▶ EXERCISE TASK: Below are the entries; state how many of their lines contain the string "Bolabola", and nothing more.

▶ RECORDS PROVIDED:
================================
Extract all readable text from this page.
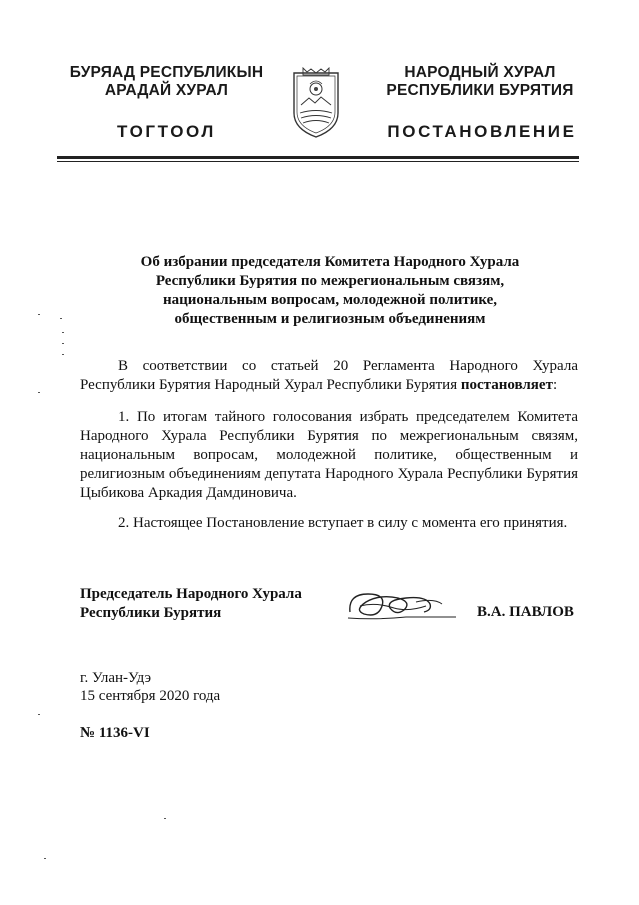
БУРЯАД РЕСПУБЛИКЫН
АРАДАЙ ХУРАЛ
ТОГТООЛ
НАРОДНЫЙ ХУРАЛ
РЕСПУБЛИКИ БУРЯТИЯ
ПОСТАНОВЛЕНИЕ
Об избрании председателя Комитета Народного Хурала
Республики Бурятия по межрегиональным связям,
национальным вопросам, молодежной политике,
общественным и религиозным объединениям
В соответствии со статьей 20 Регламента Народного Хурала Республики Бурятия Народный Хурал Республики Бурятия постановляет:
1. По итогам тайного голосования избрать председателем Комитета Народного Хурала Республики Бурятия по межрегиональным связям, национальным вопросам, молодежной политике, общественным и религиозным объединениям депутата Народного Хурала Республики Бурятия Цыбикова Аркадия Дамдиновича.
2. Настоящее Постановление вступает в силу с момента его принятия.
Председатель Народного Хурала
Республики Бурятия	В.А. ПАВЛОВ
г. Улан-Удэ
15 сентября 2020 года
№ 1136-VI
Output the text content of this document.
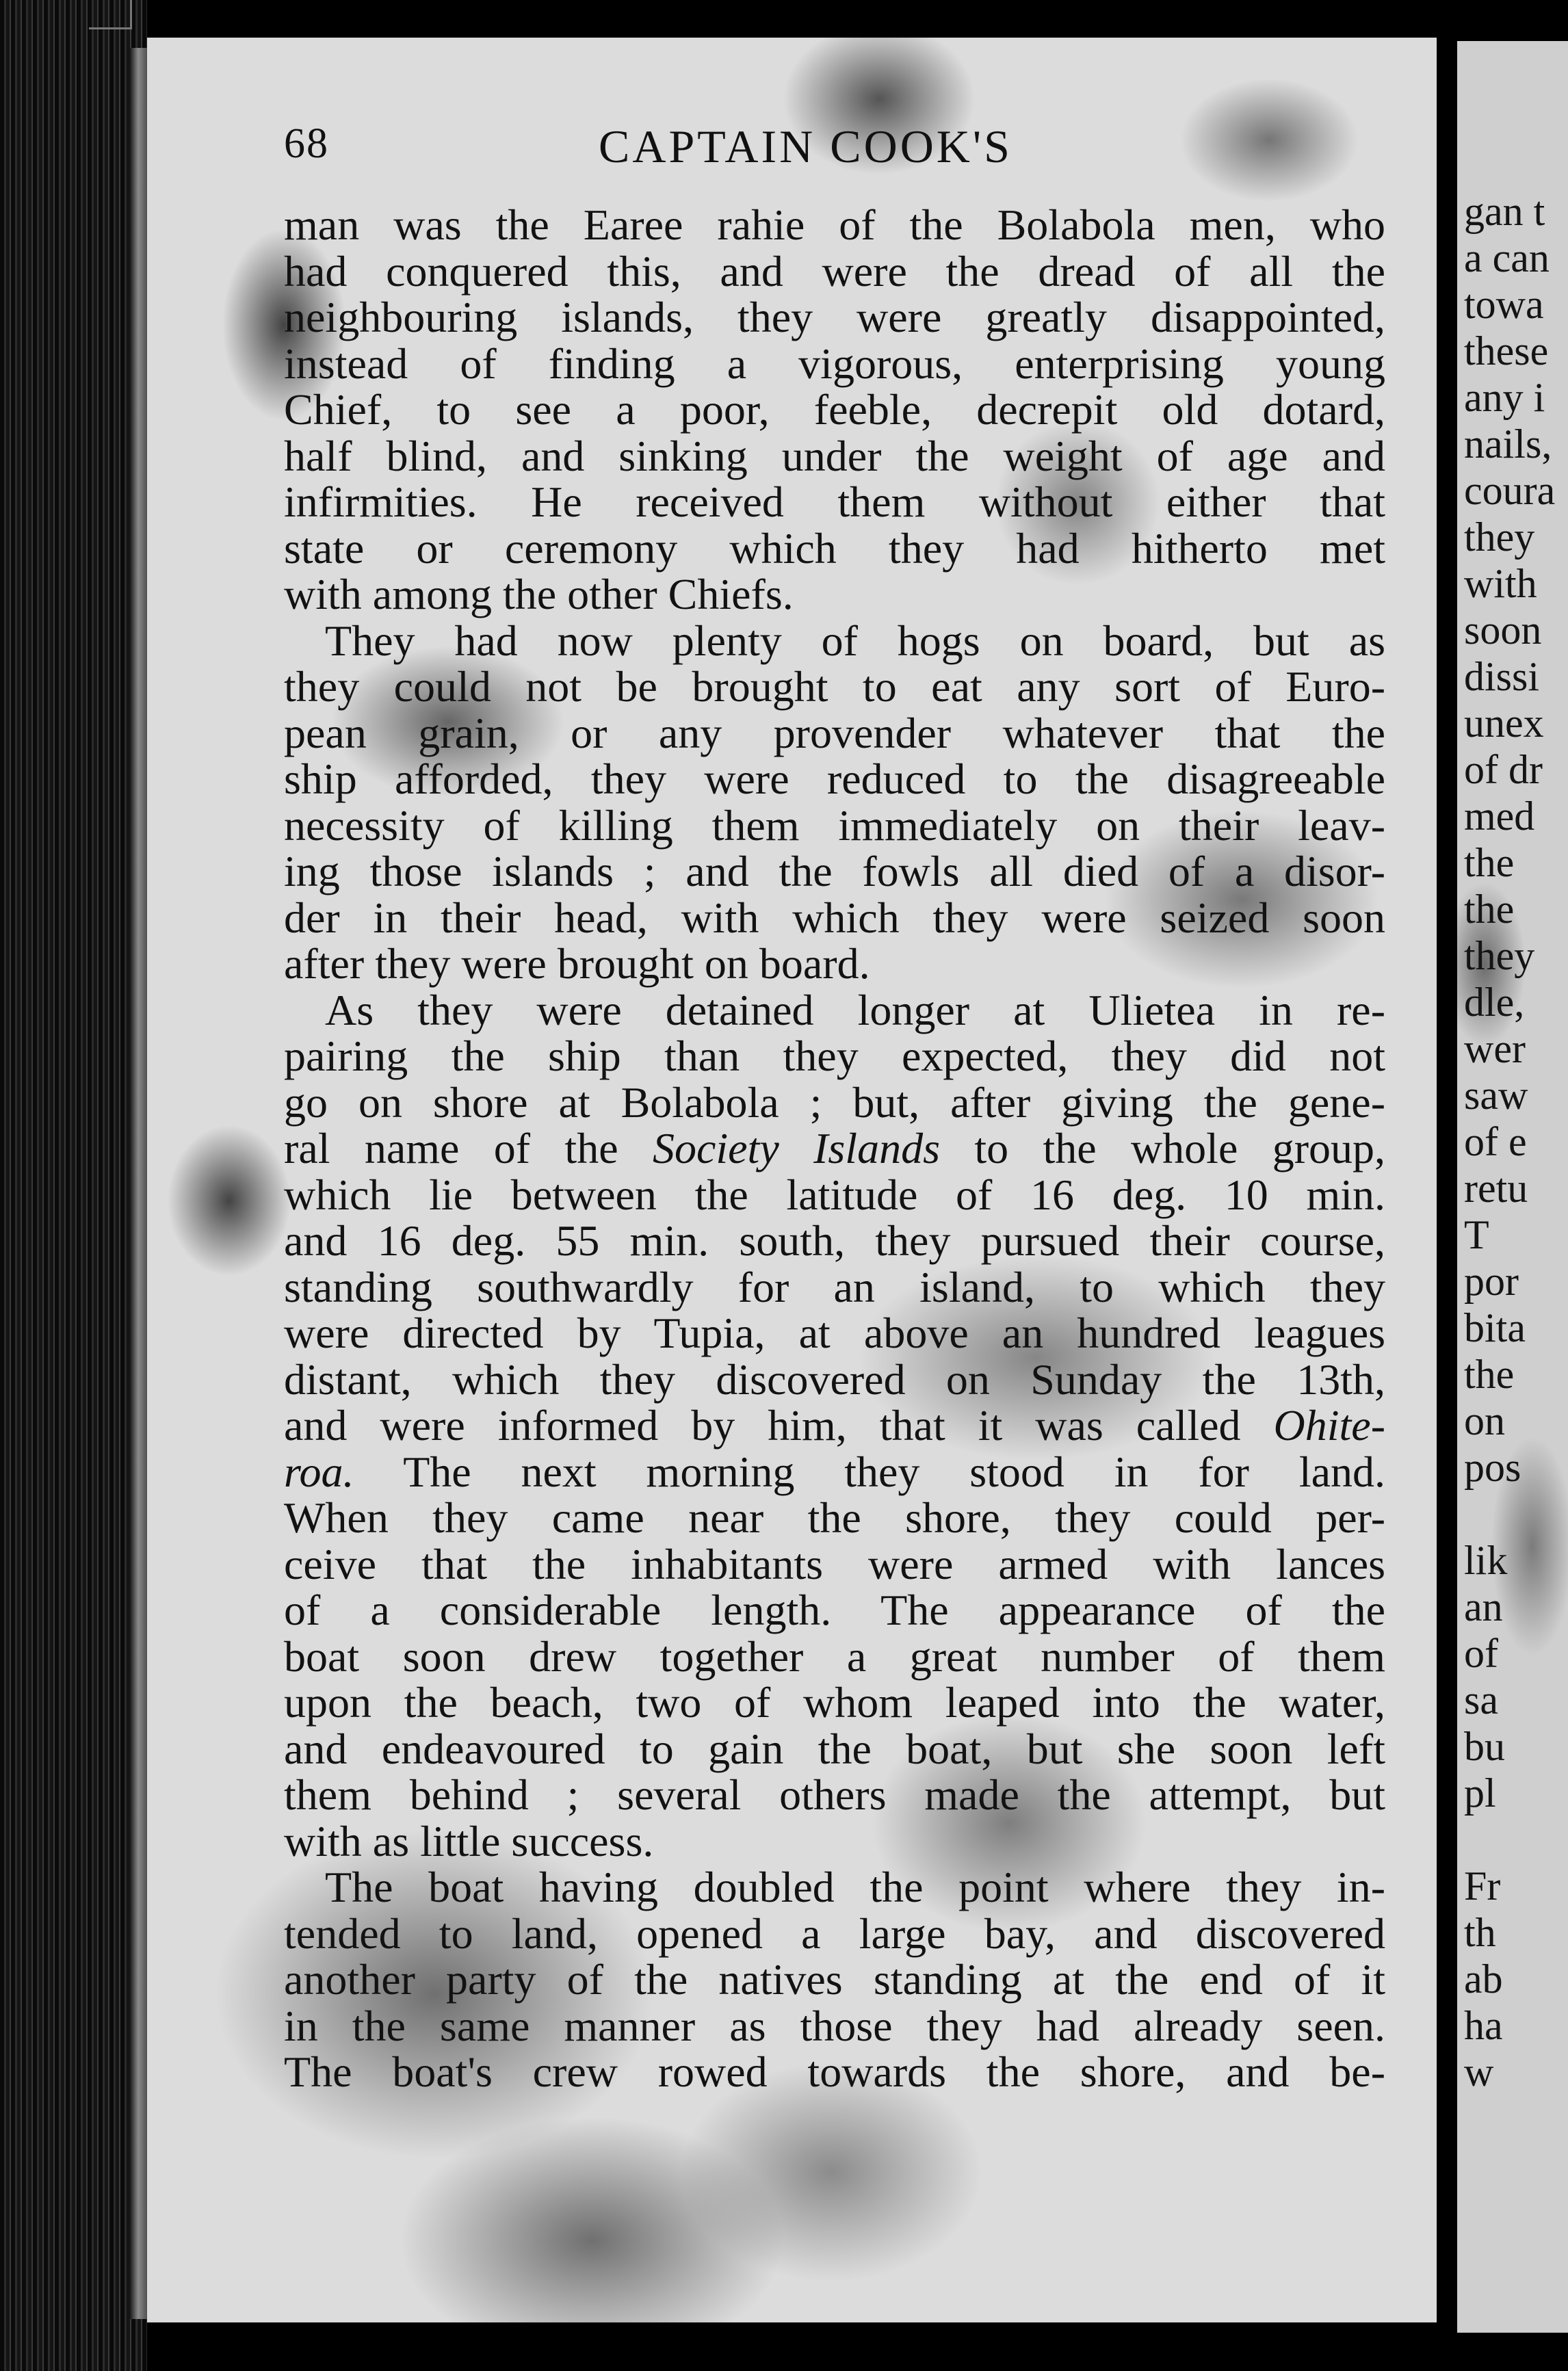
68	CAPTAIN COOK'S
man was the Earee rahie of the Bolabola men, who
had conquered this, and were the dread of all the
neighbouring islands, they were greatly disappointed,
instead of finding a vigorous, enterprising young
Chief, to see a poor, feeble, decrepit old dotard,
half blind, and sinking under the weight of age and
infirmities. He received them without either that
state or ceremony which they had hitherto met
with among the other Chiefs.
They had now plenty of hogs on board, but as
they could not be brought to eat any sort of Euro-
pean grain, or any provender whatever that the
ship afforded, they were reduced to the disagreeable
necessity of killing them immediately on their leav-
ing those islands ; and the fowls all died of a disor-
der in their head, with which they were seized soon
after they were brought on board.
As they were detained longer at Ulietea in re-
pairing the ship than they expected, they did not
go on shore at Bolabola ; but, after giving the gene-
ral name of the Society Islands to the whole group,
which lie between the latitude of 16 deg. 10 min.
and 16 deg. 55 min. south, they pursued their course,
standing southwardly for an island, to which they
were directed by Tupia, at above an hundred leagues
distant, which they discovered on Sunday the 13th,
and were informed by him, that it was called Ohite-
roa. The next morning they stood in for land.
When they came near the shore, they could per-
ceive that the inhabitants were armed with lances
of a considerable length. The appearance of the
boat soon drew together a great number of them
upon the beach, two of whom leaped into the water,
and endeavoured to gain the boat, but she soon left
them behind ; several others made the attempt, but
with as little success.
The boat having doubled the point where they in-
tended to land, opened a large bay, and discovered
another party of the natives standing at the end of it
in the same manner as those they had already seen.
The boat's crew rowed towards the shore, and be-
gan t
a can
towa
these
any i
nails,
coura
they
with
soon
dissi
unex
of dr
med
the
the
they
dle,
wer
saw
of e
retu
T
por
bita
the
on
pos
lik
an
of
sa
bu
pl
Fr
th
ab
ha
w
================================
▶ WRITTEN REPLY: 2